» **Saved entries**
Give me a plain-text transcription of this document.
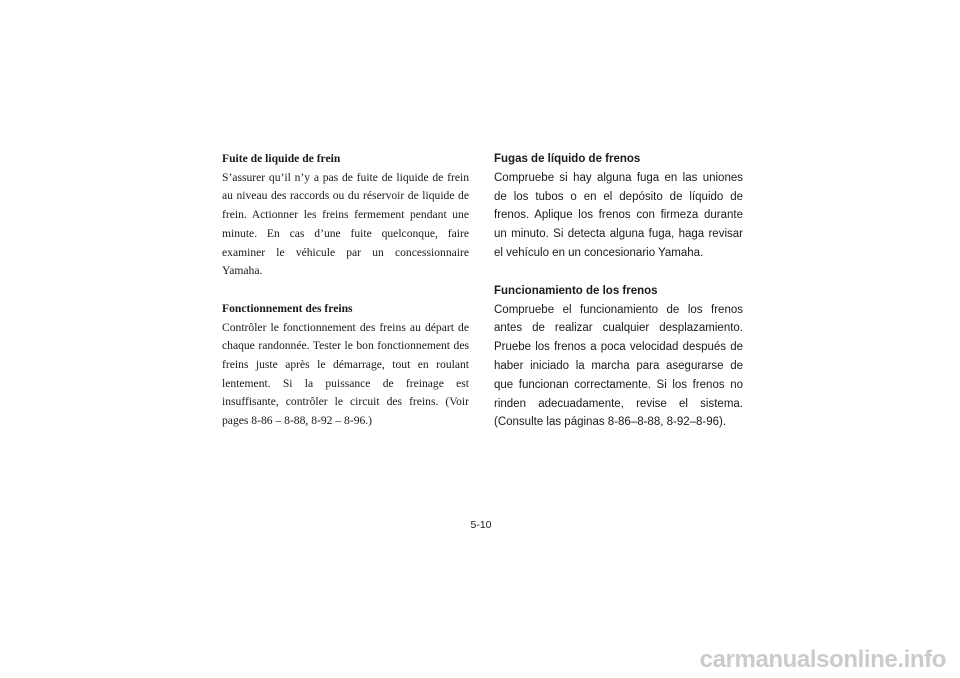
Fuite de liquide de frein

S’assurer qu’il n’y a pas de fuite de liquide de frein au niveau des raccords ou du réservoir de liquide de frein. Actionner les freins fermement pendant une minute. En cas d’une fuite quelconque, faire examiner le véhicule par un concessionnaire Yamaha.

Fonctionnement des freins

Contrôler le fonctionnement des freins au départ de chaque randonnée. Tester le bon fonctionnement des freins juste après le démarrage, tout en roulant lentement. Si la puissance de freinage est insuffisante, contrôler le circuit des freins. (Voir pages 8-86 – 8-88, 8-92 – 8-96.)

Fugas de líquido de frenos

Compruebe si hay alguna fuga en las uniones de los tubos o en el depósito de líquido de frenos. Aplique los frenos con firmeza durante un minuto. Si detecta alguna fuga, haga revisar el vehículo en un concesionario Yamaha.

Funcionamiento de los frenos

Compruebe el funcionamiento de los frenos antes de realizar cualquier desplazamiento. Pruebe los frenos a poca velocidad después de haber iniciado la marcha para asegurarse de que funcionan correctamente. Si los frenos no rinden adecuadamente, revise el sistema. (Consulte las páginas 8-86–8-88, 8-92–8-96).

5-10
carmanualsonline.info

==

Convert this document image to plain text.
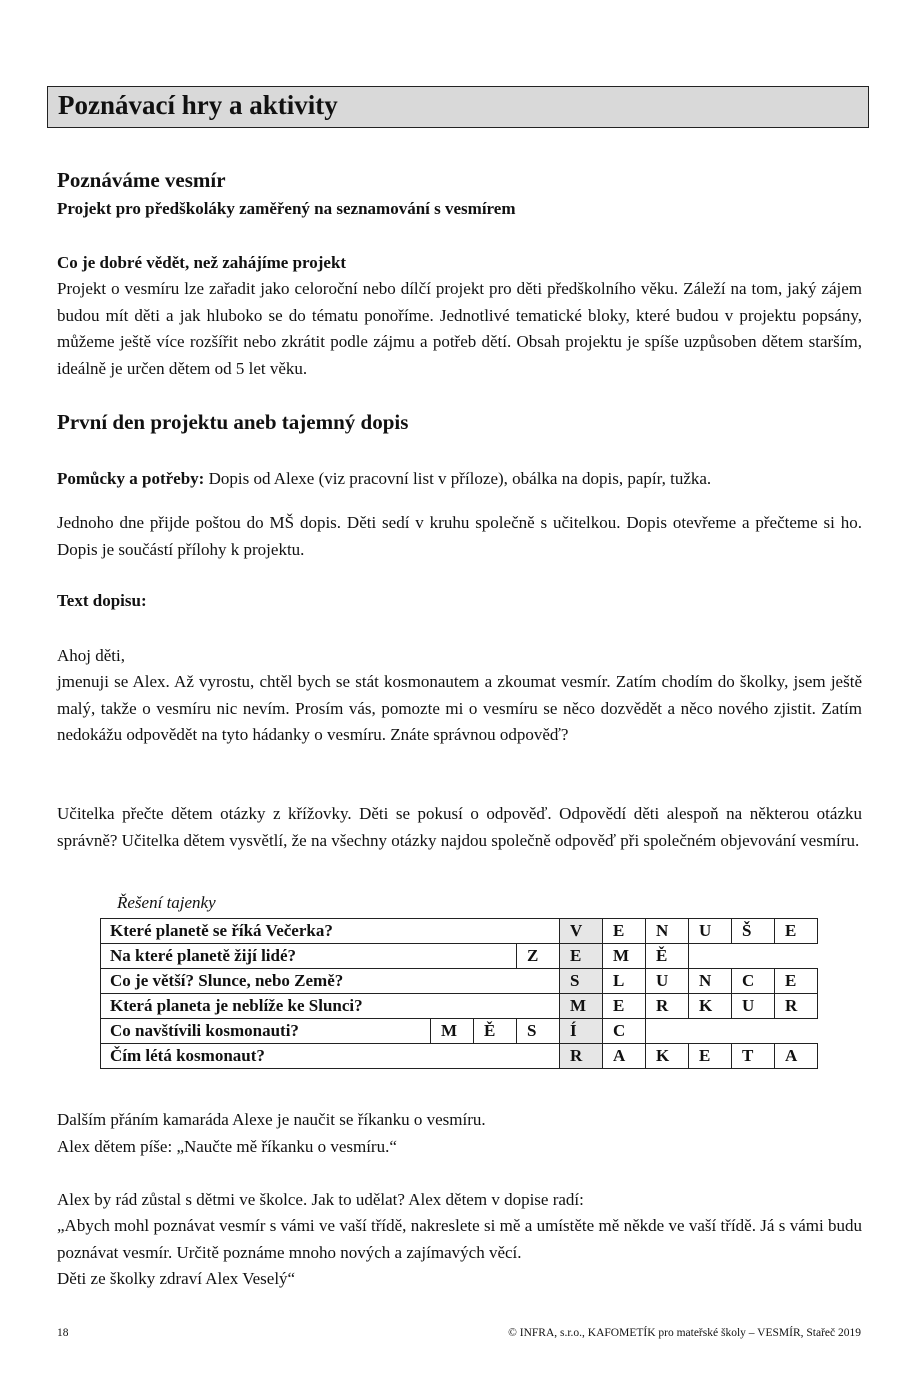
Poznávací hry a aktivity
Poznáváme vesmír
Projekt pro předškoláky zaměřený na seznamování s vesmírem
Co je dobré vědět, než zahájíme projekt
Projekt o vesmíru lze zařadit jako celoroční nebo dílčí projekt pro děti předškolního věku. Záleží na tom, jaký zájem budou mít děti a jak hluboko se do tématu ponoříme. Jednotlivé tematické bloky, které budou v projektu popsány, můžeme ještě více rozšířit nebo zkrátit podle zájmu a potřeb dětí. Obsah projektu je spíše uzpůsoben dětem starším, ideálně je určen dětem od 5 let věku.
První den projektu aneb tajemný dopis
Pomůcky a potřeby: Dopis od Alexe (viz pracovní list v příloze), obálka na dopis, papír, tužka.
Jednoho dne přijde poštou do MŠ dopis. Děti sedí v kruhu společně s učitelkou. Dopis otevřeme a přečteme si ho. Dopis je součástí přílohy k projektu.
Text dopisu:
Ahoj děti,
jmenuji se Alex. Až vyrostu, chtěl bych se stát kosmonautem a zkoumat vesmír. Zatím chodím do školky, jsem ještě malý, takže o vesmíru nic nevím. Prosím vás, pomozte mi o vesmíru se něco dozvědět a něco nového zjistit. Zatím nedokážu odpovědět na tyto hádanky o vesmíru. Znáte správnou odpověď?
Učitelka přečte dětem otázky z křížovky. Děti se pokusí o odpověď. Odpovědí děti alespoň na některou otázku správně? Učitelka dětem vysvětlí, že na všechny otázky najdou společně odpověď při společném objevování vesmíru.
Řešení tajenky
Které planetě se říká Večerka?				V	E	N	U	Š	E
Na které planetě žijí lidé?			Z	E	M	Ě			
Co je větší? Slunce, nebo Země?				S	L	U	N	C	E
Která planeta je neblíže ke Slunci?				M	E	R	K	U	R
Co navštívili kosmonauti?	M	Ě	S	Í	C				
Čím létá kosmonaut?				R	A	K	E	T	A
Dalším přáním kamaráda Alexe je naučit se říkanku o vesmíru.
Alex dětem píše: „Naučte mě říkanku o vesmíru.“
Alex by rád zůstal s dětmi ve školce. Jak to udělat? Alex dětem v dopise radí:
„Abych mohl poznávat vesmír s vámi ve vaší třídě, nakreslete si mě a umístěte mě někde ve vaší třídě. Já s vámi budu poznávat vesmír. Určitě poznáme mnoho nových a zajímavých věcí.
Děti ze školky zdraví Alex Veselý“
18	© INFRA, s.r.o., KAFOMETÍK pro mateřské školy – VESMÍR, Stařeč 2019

» **Task brief**
Locate the lines above that hold the word "document". Show every one of them.

» **The response**
Give me a plain-text transcription of this document.
Convert this document image to plain text.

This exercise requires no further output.